Page excerpt –

-- Begin --

I must say I was impressed with the sofistication of the solution you came up with... You must be the Guru on the subject, so maybe you can give me your opinion on this theory...I believe a saw this idea in some thread....it doesn't sound bad: - Consider you are not exposed to a big amplitude of atmospheric pressures - Would it work to seal the cluster completely, having just an elastic membrane (not permeable to water molecules, if that is possible...), or a small tube with a piston inside, that would move inwards or outwards to compensate for those small atmospheric pressure variations... Could this work or would the water molecules still find their way in through the plastic material structures?
Thanks, Matias
Hi Matias,
Well, since you asked.
For a long time I had thought about using a flexible membrane just the way you described, but finally realized it would be permeable to water vapor if it were made of any material I could think of or find. The piston is good idea. It would have to have an excellent, long-lasting seal around it.

-- End --

Given problem a –
Transcribe the listing from its first line through the line containing "edge-power-to-amp xyxy=(615,55,1200,435)", both included, with no changes.
The forum text and the listing come from separate sources.

Dataset records –
-- Begin --

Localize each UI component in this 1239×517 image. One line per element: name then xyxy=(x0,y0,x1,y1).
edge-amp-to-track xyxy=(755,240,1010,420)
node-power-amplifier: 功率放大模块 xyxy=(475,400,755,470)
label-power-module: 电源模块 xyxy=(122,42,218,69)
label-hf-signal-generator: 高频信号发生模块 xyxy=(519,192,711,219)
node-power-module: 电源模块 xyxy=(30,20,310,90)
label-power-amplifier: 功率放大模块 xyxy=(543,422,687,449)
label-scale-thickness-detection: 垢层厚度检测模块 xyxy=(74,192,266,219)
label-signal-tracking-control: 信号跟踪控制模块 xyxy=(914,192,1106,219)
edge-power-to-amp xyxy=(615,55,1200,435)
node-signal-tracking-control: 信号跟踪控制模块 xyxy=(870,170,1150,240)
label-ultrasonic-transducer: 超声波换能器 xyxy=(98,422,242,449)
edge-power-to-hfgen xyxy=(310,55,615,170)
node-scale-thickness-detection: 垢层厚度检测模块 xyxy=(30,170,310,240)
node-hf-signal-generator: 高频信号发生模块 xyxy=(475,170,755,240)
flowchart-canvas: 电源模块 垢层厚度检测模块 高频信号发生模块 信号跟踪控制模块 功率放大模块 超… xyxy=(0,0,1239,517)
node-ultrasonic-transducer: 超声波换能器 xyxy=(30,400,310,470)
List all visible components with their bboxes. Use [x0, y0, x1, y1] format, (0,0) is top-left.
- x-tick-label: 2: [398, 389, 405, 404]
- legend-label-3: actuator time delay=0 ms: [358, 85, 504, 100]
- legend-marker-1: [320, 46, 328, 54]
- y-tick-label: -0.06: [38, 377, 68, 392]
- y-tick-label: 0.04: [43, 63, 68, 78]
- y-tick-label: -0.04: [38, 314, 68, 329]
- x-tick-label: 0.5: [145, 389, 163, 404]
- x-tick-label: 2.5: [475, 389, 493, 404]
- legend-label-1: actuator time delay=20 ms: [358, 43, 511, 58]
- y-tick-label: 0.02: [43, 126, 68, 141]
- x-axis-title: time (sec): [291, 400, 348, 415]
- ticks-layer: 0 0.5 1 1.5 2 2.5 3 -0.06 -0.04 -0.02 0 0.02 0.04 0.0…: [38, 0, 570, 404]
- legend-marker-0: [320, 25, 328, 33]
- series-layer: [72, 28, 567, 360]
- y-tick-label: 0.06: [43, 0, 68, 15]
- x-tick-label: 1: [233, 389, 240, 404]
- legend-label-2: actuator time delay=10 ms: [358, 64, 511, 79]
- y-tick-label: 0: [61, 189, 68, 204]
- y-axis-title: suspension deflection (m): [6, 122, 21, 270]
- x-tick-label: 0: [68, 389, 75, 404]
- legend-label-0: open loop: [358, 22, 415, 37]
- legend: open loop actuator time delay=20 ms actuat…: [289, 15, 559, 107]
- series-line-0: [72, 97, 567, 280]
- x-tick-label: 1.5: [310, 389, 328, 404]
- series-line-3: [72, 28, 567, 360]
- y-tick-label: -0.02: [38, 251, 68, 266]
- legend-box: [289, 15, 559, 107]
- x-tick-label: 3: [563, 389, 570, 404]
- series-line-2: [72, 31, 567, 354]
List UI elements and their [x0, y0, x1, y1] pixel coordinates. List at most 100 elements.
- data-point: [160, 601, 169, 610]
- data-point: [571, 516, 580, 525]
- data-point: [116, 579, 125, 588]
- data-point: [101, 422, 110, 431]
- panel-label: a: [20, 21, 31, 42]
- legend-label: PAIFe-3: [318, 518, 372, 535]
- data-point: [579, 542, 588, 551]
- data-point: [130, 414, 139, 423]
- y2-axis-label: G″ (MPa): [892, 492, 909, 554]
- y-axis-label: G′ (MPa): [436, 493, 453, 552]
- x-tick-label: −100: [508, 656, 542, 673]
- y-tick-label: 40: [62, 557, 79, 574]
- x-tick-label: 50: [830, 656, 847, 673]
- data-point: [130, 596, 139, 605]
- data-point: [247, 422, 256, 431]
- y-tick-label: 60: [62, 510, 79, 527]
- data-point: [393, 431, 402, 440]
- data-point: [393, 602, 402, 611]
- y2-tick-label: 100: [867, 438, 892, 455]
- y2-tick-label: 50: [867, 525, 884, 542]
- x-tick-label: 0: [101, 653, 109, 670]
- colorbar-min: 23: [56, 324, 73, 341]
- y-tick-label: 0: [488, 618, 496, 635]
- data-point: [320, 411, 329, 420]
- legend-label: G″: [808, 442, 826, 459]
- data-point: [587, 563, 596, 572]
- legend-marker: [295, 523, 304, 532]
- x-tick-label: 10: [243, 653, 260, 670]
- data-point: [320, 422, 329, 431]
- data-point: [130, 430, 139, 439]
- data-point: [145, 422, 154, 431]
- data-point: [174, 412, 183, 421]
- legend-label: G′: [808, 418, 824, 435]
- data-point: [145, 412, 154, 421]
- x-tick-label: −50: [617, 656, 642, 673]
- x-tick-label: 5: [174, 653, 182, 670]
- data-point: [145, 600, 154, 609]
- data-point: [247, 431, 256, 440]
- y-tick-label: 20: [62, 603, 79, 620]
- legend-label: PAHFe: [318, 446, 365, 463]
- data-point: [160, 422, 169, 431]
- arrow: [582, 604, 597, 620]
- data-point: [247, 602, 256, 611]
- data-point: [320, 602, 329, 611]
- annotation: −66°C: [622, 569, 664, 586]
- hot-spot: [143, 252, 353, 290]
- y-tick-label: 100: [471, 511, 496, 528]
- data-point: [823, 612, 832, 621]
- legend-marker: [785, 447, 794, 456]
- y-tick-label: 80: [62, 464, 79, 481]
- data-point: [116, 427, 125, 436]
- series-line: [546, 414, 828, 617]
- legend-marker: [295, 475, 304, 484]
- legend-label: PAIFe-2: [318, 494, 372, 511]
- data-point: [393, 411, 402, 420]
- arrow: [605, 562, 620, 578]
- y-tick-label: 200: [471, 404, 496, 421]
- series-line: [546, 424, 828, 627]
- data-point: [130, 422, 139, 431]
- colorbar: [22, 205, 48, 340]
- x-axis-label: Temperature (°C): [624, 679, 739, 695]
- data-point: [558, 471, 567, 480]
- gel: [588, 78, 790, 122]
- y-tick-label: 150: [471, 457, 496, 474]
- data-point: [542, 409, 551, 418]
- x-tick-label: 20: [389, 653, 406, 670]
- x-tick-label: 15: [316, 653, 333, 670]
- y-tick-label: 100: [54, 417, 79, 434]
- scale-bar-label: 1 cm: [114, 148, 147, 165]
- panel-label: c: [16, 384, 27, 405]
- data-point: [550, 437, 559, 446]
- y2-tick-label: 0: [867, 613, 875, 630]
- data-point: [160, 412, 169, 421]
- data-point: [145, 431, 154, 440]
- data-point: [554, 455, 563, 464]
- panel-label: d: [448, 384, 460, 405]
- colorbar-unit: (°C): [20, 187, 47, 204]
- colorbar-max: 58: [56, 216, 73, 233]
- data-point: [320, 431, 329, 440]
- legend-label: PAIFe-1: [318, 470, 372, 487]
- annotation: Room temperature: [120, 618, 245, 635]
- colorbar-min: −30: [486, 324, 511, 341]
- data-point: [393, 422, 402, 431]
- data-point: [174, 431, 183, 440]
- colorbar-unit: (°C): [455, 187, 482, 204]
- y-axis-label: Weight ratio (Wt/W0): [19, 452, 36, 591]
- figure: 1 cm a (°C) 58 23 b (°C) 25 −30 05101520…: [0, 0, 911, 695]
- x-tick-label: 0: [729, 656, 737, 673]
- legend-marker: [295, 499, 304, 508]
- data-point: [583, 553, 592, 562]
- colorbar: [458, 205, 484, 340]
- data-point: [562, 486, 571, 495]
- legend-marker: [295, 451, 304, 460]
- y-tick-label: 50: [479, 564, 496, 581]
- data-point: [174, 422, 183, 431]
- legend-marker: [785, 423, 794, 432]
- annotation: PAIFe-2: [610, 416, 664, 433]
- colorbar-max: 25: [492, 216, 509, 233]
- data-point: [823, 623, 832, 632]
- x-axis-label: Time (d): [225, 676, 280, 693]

-- End --

Given problem b –
Answer these questions about the forum exchange on sealing the cluster.
(i) In the first message, what would be placed inside the small tube?
(ii) In the reply, what would a flexible membrane be permeable to?
(iii) According to the reply, what would the piston need around it?

Reply a –
Localize each UI component in this 1239×517 image. One line per element: name then xyxy=(x0,y0,x1,y1).
edge-amp-to-track xyxy=(755,240,1010,420)
node-power-amplifier: 功率放大模块 xyxy=(475,400,755,470)
label-power-module: 电源模块 xyxy=(122,42,218,69)
label-hf-signal-generator: 高频信号发生模块 xyxy=(519,192,711,219)
node-power-module: 电源模块 xyxy=(30,20,310,90)
label-power-amplifier: 功率放大模块 xyxy=(543,422,687,449)
label-scale-thickness-detection: 垢层厚度检测模块 xyxy=(74,192,266,219)
label-signal-tracking-control: 信号跟踪控制模块 xyxy=(914,192,1106,219)
edge-power-to-amp xyxy=(615,55,1200,435)

Reply b –
(i) A piston.
(ii) Water vapor.
(iii) An excellent, long-lasting seal.